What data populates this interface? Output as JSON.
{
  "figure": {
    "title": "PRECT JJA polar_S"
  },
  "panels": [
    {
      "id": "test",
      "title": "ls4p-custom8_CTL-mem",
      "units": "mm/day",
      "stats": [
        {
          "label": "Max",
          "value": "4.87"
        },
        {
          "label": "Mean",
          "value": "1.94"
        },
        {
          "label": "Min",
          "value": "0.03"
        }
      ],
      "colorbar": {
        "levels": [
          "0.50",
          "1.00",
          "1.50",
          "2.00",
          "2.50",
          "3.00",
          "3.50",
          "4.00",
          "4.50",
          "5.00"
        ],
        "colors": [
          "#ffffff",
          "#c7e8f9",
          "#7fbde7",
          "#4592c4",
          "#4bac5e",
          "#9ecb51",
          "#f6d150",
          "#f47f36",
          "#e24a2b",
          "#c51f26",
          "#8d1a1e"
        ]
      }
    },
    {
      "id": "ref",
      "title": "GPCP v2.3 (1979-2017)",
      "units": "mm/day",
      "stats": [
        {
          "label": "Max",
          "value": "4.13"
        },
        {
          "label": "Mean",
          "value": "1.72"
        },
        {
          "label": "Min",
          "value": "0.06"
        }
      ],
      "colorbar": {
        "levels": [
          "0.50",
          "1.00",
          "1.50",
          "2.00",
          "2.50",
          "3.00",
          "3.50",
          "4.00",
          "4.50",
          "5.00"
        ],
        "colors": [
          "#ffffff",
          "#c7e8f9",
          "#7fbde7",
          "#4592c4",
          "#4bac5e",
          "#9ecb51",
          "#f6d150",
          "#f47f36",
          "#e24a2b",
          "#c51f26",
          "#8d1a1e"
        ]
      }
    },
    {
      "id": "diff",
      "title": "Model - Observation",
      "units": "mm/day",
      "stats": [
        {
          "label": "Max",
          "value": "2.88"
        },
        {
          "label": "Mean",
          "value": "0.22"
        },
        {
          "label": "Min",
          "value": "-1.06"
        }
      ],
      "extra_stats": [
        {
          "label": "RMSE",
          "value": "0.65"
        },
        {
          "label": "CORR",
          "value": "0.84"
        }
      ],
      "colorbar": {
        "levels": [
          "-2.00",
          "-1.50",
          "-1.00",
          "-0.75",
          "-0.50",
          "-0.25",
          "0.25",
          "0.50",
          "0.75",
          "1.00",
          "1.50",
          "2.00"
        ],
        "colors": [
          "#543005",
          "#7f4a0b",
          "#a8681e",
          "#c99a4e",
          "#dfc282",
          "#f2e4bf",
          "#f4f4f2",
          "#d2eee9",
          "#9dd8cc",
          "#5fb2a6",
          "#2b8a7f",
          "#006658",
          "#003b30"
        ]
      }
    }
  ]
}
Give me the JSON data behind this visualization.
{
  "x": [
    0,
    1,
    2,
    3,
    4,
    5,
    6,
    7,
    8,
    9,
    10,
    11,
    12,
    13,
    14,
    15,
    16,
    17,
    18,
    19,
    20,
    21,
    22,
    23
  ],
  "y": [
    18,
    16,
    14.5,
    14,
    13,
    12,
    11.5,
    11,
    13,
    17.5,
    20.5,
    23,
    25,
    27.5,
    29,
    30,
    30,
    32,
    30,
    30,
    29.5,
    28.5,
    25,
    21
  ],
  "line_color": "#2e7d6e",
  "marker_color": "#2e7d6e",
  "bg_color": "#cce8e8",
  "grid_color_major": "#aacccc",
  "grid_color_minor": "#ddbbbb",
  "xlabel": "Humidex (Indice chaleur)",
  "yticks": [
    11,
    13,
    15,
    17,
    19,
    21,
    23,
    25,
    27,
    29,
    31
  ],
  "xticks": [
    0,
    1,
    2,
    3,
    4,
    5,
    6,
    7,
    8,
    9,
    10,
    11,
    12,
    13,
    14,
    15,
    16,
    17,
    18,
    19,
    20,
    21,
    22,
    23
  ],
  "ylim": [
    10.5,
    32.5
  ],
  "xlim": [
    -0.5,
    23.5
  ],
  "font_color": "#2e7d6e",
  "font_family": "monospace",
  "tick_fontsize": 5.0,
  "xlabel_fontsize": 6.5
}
------------------------------
▶ [WHAT NEEDS TO BE DONE] Each of the records should be retyped exactly.

▶ [FINISHED ANSWER]
What data populates this interface? Output as JSON.
{
  "figure": {
    "title": "PRECT JJA polar_S"
  },
  "panels": [
    {
      "id": "test",
      "title": "ls4p-custom8_CTL-mem",
      "units": "mm/day",
      "stats": [
        {
          "label": "Max",
          "value": "4.87"
        },
        {
          "label": "Mean",
          "value": "1.94"
        },
        {
          "label": "Min",
          "value": "0.03"
        }
      ],
      "colorbar": {
        "levels": [
          "0.50",
          "1.00",
          "1.50",
          "2.00",
          "2.50",
          "3.00",
          "3.50",
          "4.00",
          "4.50",
          "5.00"
        ],
        "colors": [
          "#ffffff",
          "#c7e8f9",
          "#7fbde7",
          "#4592c4",
          "#4bac5e",
          "#9ecb51",
          "#f6d150",
          "#f47f36",
          "#e24a2b",
          "#c51f26",
          "#8d1a1e"
        ]
      }
    },
    {
      "id": "ref",
      "title": "GPCP v2.3 (1979-2017)",
      "units": "mm/day",
      "stats": [
        {
          "label": "Max",
          "value": "4.13"
        },
        {
          "label": "Mean",
          "value": "1.72"
        },
        {
          "label": "Min",
          "value": "0.06"
        }
      ],
      "colorbar": {
        "levels": [
          "0.50",
          "1.00",
          "1.50",
          "2.00",
          "2.50",
          "3.00",
          "3.50",
          "4.00",
          "4.50",
          "5.00"
        ],
        "colors": [
          "#ffffff",
          "#c7e8f9",
          "#7fbde7",
          "#4592c4",
          "#4bac5e",
          "#9ecb51",
          "#f6d150",
          "#f47f36",
          "#e24a2b",
          "#c51f26",
          "#8d1a1e"
        ]
      }
    },
    {
      "id": "diff",
      "title": "Model - Observation",
      "units": "mm/day",
      "stats": [
        {
          "label": "Max",
          "value": "2.88"
        },
        {
          "label": "Mean",
          "value": "0.22"
        },
        {
          "label": "Min",
          "value": "-1.06"
        }
      ],
      "extra_stats": [
        {
          "label": "RMSE",
          "value": "0.65"
        },
        {
          "label": "CORR",
          "value": "0.84"
        }
      ],
      "colorbar": {
        "levels": [
          "-2.00",
          "-1.50",
          "-1.00",
          "-0.75",
          "-0.50",
          "-0.25",
          "0.25",
          "0.50",
          "0.75",
          "1.00",
          "1.50",
          "2.00"
        ],
        "colors": [
          "#543005",
          "#7f4a0b",
          "#a8681e",
          "#c99a4e",
          "#dfc282",
          "#f2e4bf",
          "#f4f4f2",
          "#d2eee9",
          "#9dd8cc",
          "#5fb2a6",
          "#2b8a7f",
          "#006658",
          "#003b30"
        ]
      }
    }
  ]
}
Give me the JSON data behind this visualization.
{
  "x": [
    0,
    1,
    2,
    3,
    4,
    5,
    6,
    7,
    8,
    9,
    10,
    11,
    12,
    13,
    14,
    15,
    16,
    17,
    18,
    19,
    20,
    21,
    22,
    23
  ],
  "y": [
    18,
    16,
    14.5,
    14,
    13,
    12,
    11.5,
    11,
    13,
    17.5,
    20.5,
    23,
    25,
    27.5,
    29,
    30,
    30,
    32,
    30,
    30,
    29.5,
    28.5,
    25,
    21
  ],
  "line_color": "#2e7d6e",
  "marker_color": "#2e7d6e",
  "bg_color": "#cce8e8",
  "grid_color_major": "#aacccc",
  "grid_color_minor": "#ddbbbb",
  "xlabel": "Humidex (Indice chaleur)",
  "yticks": [
    11,
    13,
    15,
    17,
    19,
    21,
    23,
    25,
    27,
    29,
    31
  ],
  "xticks": [
    0,
    1,
    2,
    3,
    4,
    5,
    6,
    7,
    8,
    9,
    10,
    11,
    12,
    13,
    14,
    15,
    16,
    17,
    18,
    19,
    20,
    21,
    22,
    23
  ],
  "ylim": [
    10.5,
    32.5
  ],
  "xlim": [
    -0.5,
    23.5
  ],
  "font_color": "#2e7d6e",
  "font_family": "monospace",
  "tick_fontsize": 5.0,
  "xlabel_fontsize": 6.5
}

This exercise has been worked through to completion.